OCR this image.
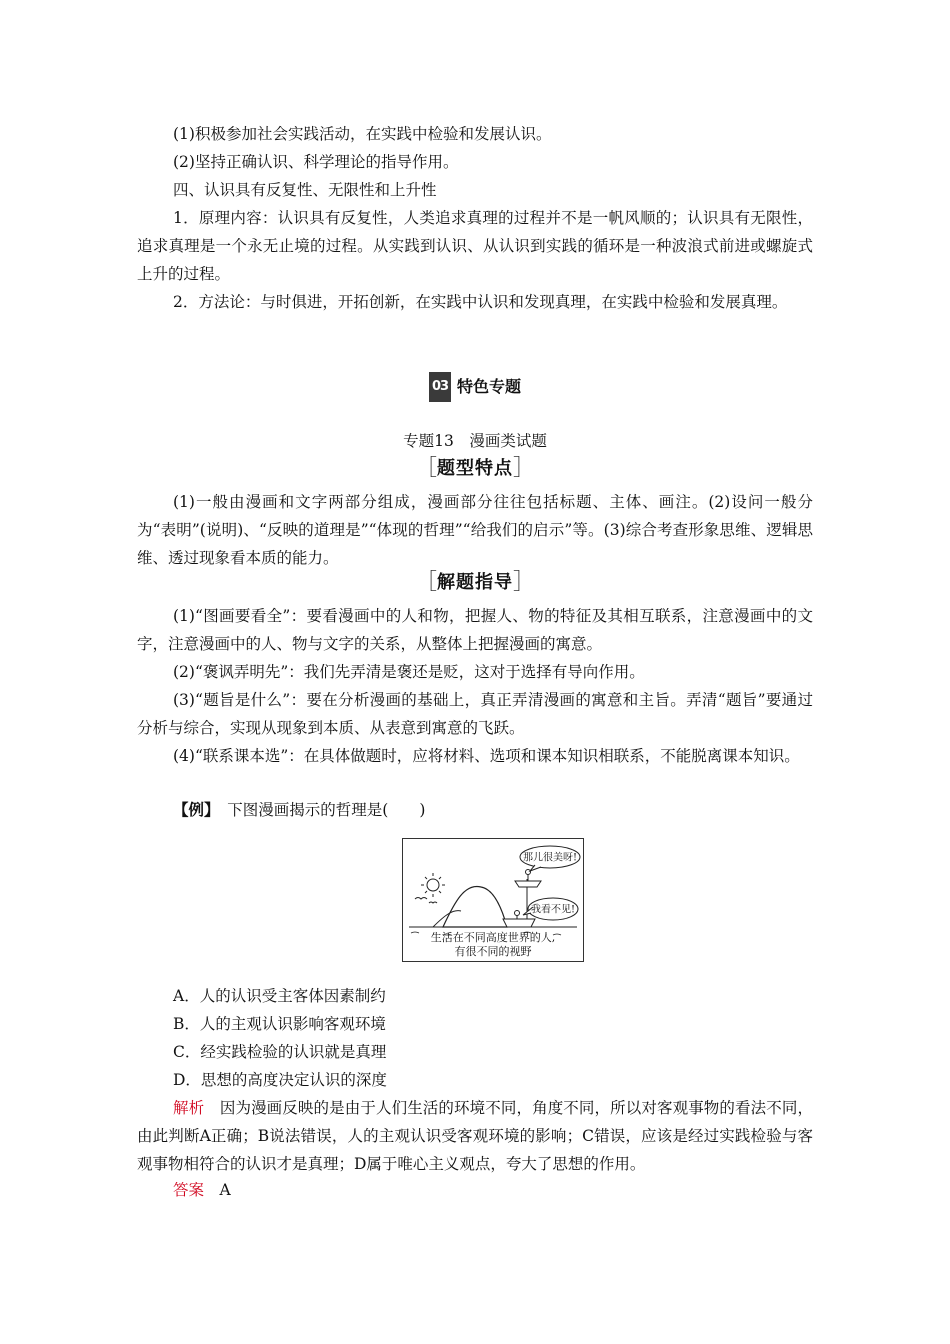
(1)积极参加社会实践活动，在实践中检验和发展认识。

(2)坚持正确认识、科学理论的指导作用。

四、认识具有反复性、无限性和上升性

1．原理内容：认识具有反复性，人类追求真理的过程并不是一帆风顺的；认识具有无限性，追求真理是一个永无止境的过程。从实践到认识、从认识到实践的循环是一种波浪式前进或螺旋式上升的过程。

2．方法论：与时俱进，开拓创新，在实践中认识和发现真理，在实践中检验和发展真理。

03 特色专题
专题13　漫画类试题
［题型特点］

(1)一般由漫画和文字两部分组成，漫画部分往往包括标题、主体、画注。(2)设问一般分为“表明”(说明)、“反映的道理是”“体现的哲理”“给我们的启示”等。(3)综合考查形象思维、逻辑思维、透过现象看本质的能力。

［解题指导］

(1)“图画要看全”：要看漫画中的人和物，把握人、物的特征及其相互联系，注意漫画中的文字，注意漫画中的人、物与文字的关系，从整体上把握漫画的寓意。

(2)“褒讽弄明先”：我们先弄清是褒还是贬，这对于选择有导向作用。

(3)“题旨是什么”：要在分析漫画的基础上，真正弄清漫画的寓意和主旨。弄清“题旨”要通过分析与综合，实现从现象到本质、从表意到寓意的飞跃。

(4)“联系课本选”：在具体做题时，应将材料、选项和课本知识相联系，不能脱离课本知识。

【例】　下图漫画揭示的哲理是(　　)

那儿很美呀!
我看不见!
生活在不同高度世界的人,
有很不同的视野

A．人的认识受主客体因素制约

B．人的主观认识影响客观环境

C．经实践检验的认识就是真理

D．思想的高度决定认识的深度

解析　因为漫画反映的是由于人们生活的环境不同，角度不同，所以对客观事物的看法不同，由此判断A正确；B说法错误，人的主观认识受客观环境的影响；C错误，应该是经过实践检验与客观事物相符合的认识才是真理；D属于唯心主义观点，夸大了思想的作用。

答案　A
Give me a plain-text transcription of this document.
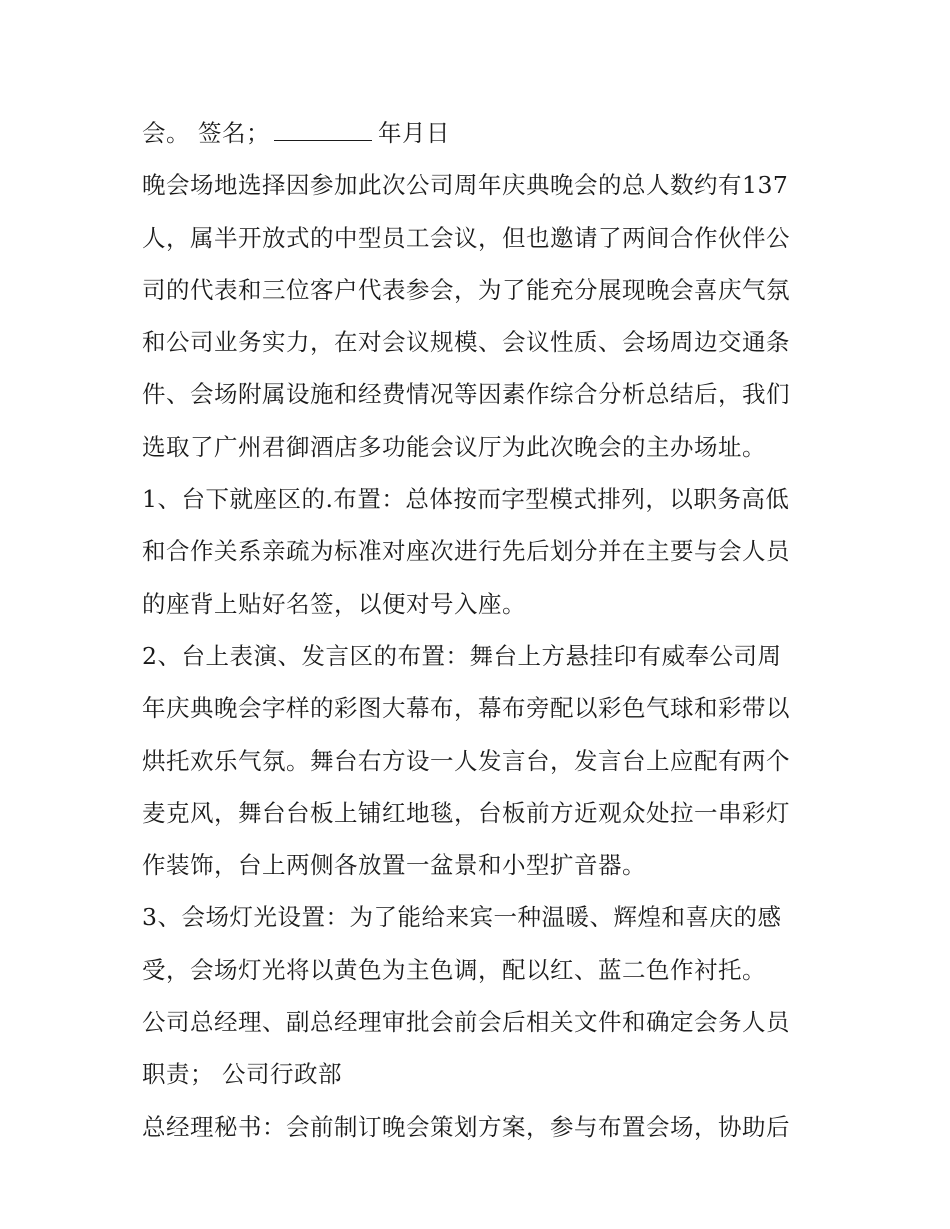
会。 签名；	年月日
晚会场地选择因参加此次公司周年庆典晚会的总人数约有137
人，属半开放式的中型员工会议，但也邀请了两间合作伙伴公
司的代表和三位客户代表参会，为了能充分展现晚会喜庆气氛
和公司业务实力，在对会议规模、会议性质、会场周边交通条
件、会场附属设施和经费情况等因素作综合分析总结后，我们
选取了广州君御酒店多功能会议厅为此次晚会的主办场址。
1、台下就座区的.布置：总体按而字型模式排列，以职务高低
和合作关系亲疏为标准对座次进行先后划分并在主要与会人员
的座背上贴好名签，以便对号入座。
2、台上表演、发言区的布置：舞台上方悬挂印有威奉公司周
年庆典晚会字样的彩图大幕布，幕布旁配以彩色气球和彩带以
烘托欢乐气氛。舞台右方设一人发言台，发言台上应配有两个
麦克风，舞台台板上铺红地毯，台板前方近观众处拉一串彩灯
作装饰，台上两侧各放置一盆景和小型扩音器。
3、会场灯光设置：为了能给来宾一种温暖、辉煌和喜庆的感
受，会场灯光将以黄色为主色调，配以红、蓝二色作衬托。
公司总经理、副总经理审批会前会后相关文件和确定会务人员
职责； 公司行政部
总经理秘书：会前制订晚会策划方案，参与布置会场，协助后
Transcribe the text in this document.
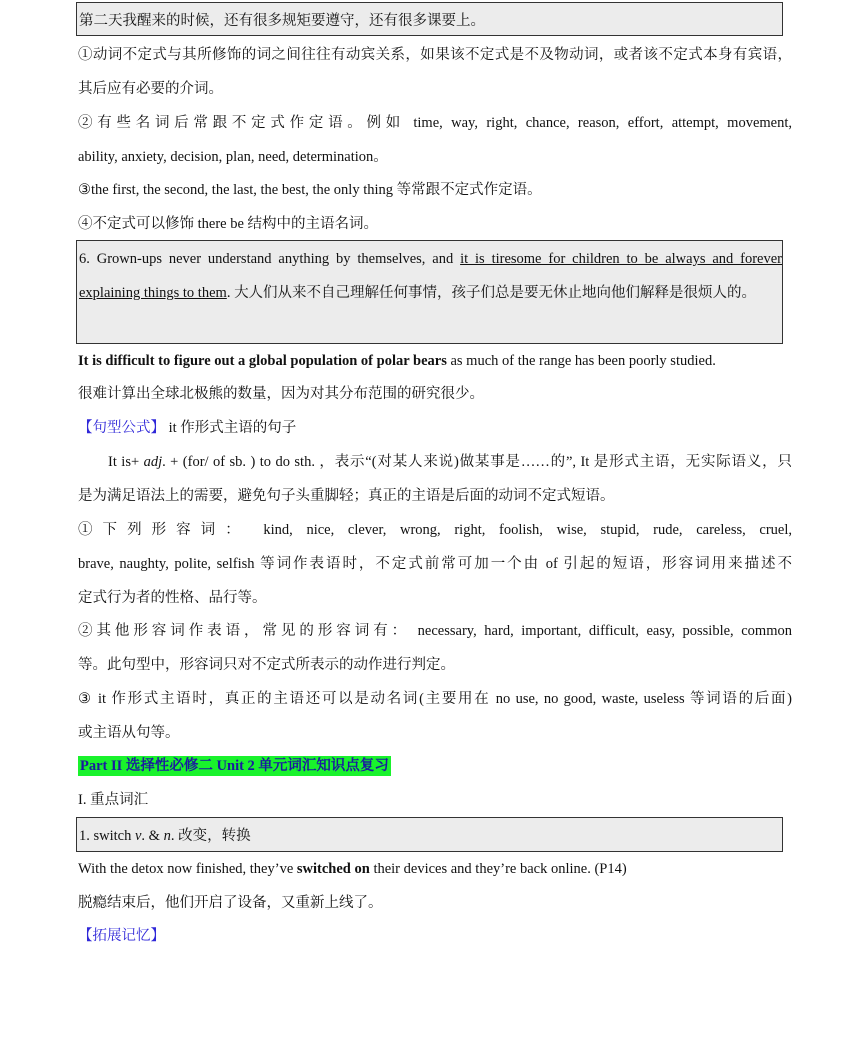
第二天我醒来的时候，还有很多规矩要遵守，还有很多课要上。
①动词不定式与其所修饰的词之间往往有动宾关系，如果该不定式是不及物动词，或者该不定式本身有宾语，
其后应有必要的介词。
②有些名词后常跟不定式作定语。例如 time, way, right, chance, reason, effort, attempt, movement,
ability, anxiety, decision, plan, need, determination。
③the first, the second, the last, the best, the only thing 等常跟不定式作定语。
④不定式可以修饰 there be 结构中的主语名词。
6. Grown-ups never understand anything by themselves, and it is tiresome for children to be always and forever
explaining things to them. 大人们从来不自己理解任何事情，孩子们总是要无休止地向他们解释是很烦人的。
It is difficult to figure out a global population of polar bears as much of the range has been poorly studied.
很难计算出全球北极熊的数量，因为对其分布范围的研究很少。
【句型公式】 it 作形式主语的句子
It is+ adj. + (for/ of sb. ) to do sth. ，表示“(对某人来说)做某事是……的”, It 是形式主语，无实际语义，只
是为满足语法上的需要，避免句子头重脚轻；真正的主语是后面的动词不定式短语。
①下列形容词： kind, nice, clever, wrong, right, foolish, wise, stupid, rude, careless, cruel,
brave, naughty, polite, selfish 等词作表语时，不定式前常可加一个由 of 引起的短语，形容词用来描述不
定式行为者的性格、品行等。
②其他形容词作表语，常见的形容词有： necessary, hard, important, difficult, easy, possible, common
等。此句型中，形容词只对不定式所表示的动作进行判定。
③ it 作形式主语时，真正的主语还可以是动名词(主要用在 no use, no good, waste, useless 等词语的后面)
或主语从句等。
Part II 选择性必修二 Unit 2 单元词汇知识点复习
I. 重点词汇
1. switch v. & n. 改变，转换
With the detox now finished, they’ve switched on their devices and they’re back online. (P14)
脱瘾结束后，他们开启了设备，又重新上线了。
【拓展记忆】
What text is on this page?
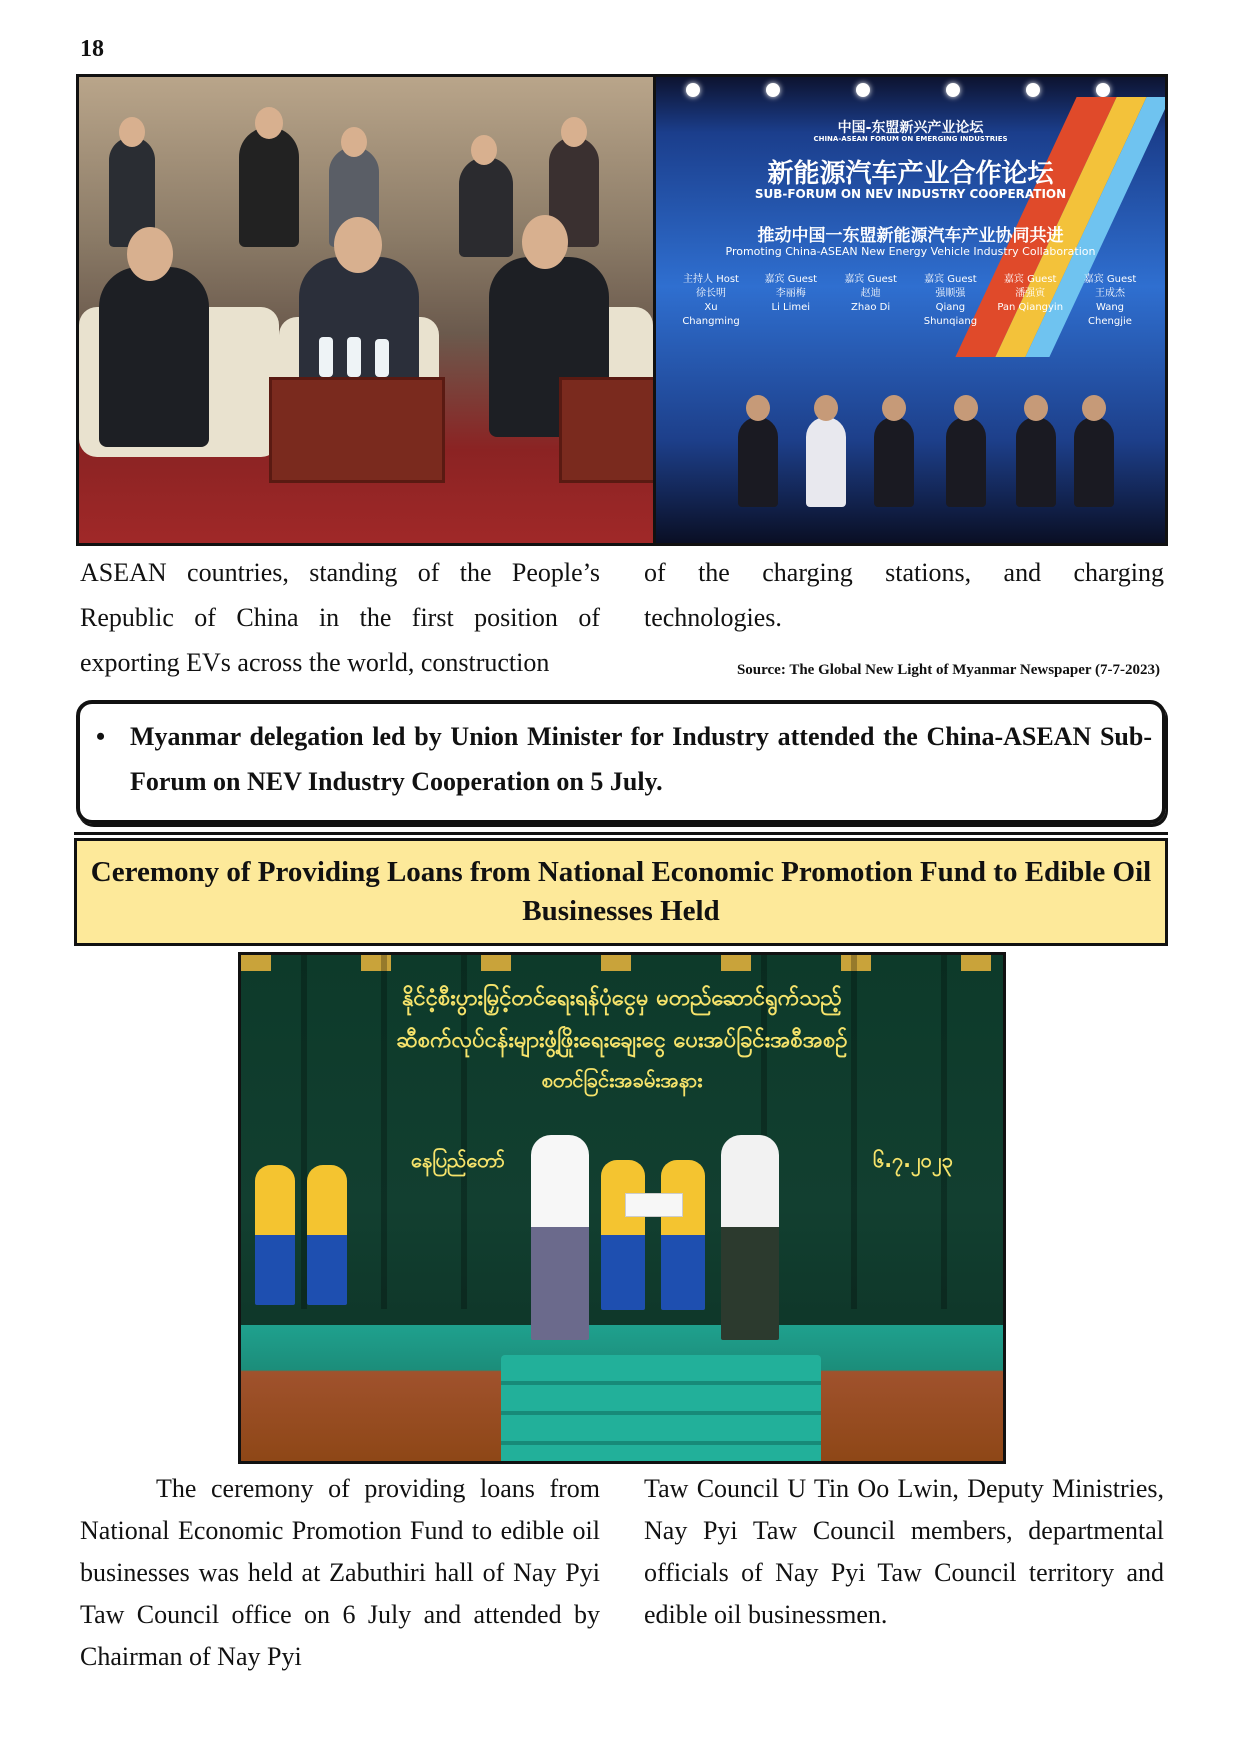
18
中国-东盟新兴产业论坛
CHINA-ASEAN FORUM ON EMERGING INDUSTRIES
新能源汽车产业合作论坛
SUB-FORUM ON NEV INDUSTRY COOPERATION
推动中国一东盟新能源汽车产业协同共进
Promoting China-ASEAN New Energy Vehicle Industry Collaboration
主持人 Host
徐长明
Xu Changming
嘉宾 Guest
李丽梅
Li Limei
嘉宾 Guest
赵迪
Zhao Di
嘉宾 Guest
强顺强
Qiang Shunqiang
嘉宾 Guest
潘强寅
Pan Qiangyin
嘉宾 Guest
王成杰
Wang Chengjie
ASEAN countries, standing of the People’s Republic of China in the first position of exporting EVs across the world, construction
of the charging stations, and charging technologies.
Source: The Global New Light of Myanmar Newspaper (7-7-2023)
• Myanmar delegation led by Union Minister for Industry attended the China-ASEAN Sub-Forum on NEV Industry Cooperation on 5 July.
Ceremony of Providing Loans from National Economic Promotion Fund to Edible Oil Businesses Held
နိုင်ငံ့စီးပွားမြှင့်တင်ရေးရန်ပုံငွေမှ မတည်ဆောင်ရွက်သည့်
ဆီစက်လုပ်ငန်းများဖွံ့ဖြိုးရေးချေးငွေ ပေးအပ်ခြင်းအစီအစဉ်
စတင်ခြင်းအခမ်းအနား
နေပြည်တော်	၆.၇.၂၀၂၃
The ceremony of providing loans from National Economic Promotion Fund to edible oil businesses was held at Zabuthiri hall of Nay Pyi Taw Council office on 6 July and attended by Chairman of Nay Pyi
Taw Council U Tin Oo Lwin, Deputy Ministries, Nay Pyi Taw Council members, departmental officials of Nay Pyi Taw Council territory and edible oil businessmen.
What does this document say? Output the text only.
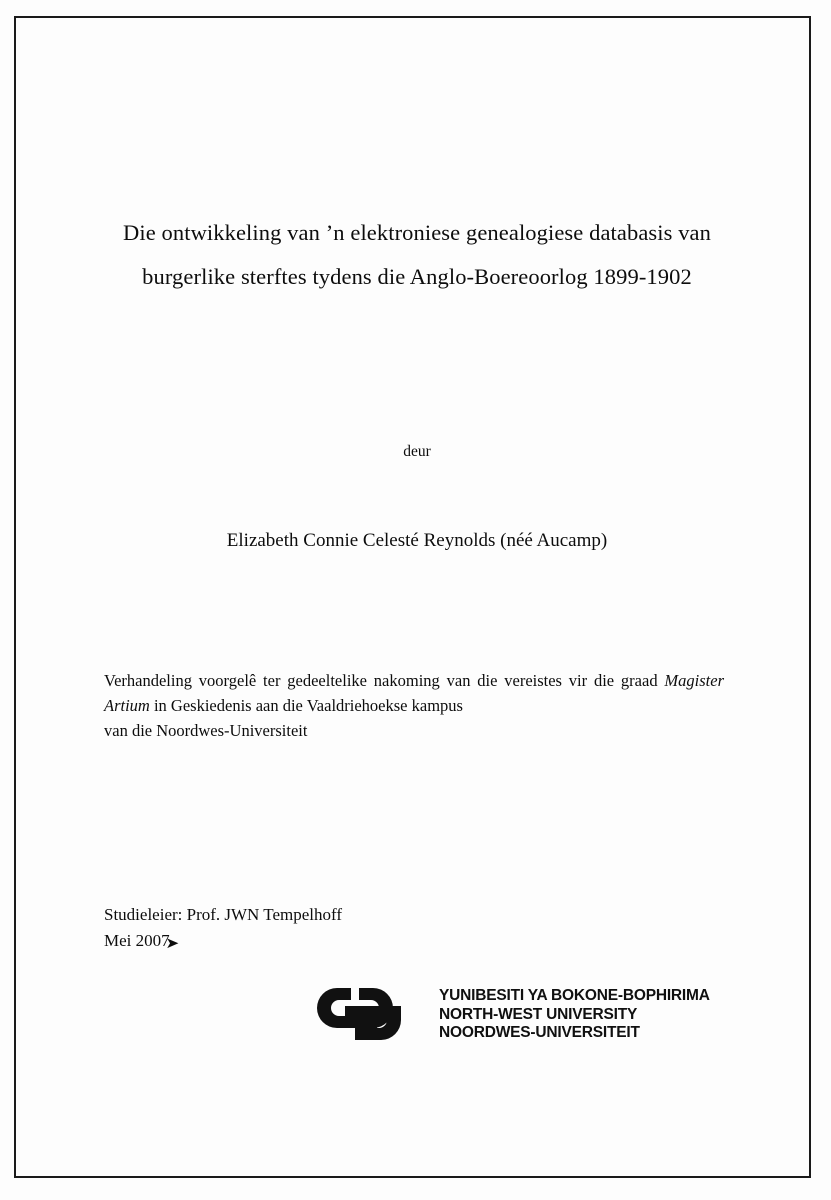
Die ontwikkeling van ’n elektroniese genealogiese databasis van
burgerlike sterftes tydens die Anglo-Boereoorlog 1899-1902
deur
Elizabeth Connie Celesté Reynolds (néé Aucamp)
Verhandeling voorgelê ter gedeeltelike nakoming van die vereistes vir die graad Magister Artium in Geskiedenis aan die Vaaldriehoekse kampus
van die Noordwes-Universiteit
Studieleier: Prof. JWN Tempelhoff
Mei 2007
➤
YUNIBESITI YA BOKONE-BOPHIRIMA
NORTH-WEST UNIVERSITY
NOORDWES-UNIVERSITEIT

# STATED EXERCISE:
Give the number of lines where the string "right" occurs, without any further text.

# FINAL RESULT:
2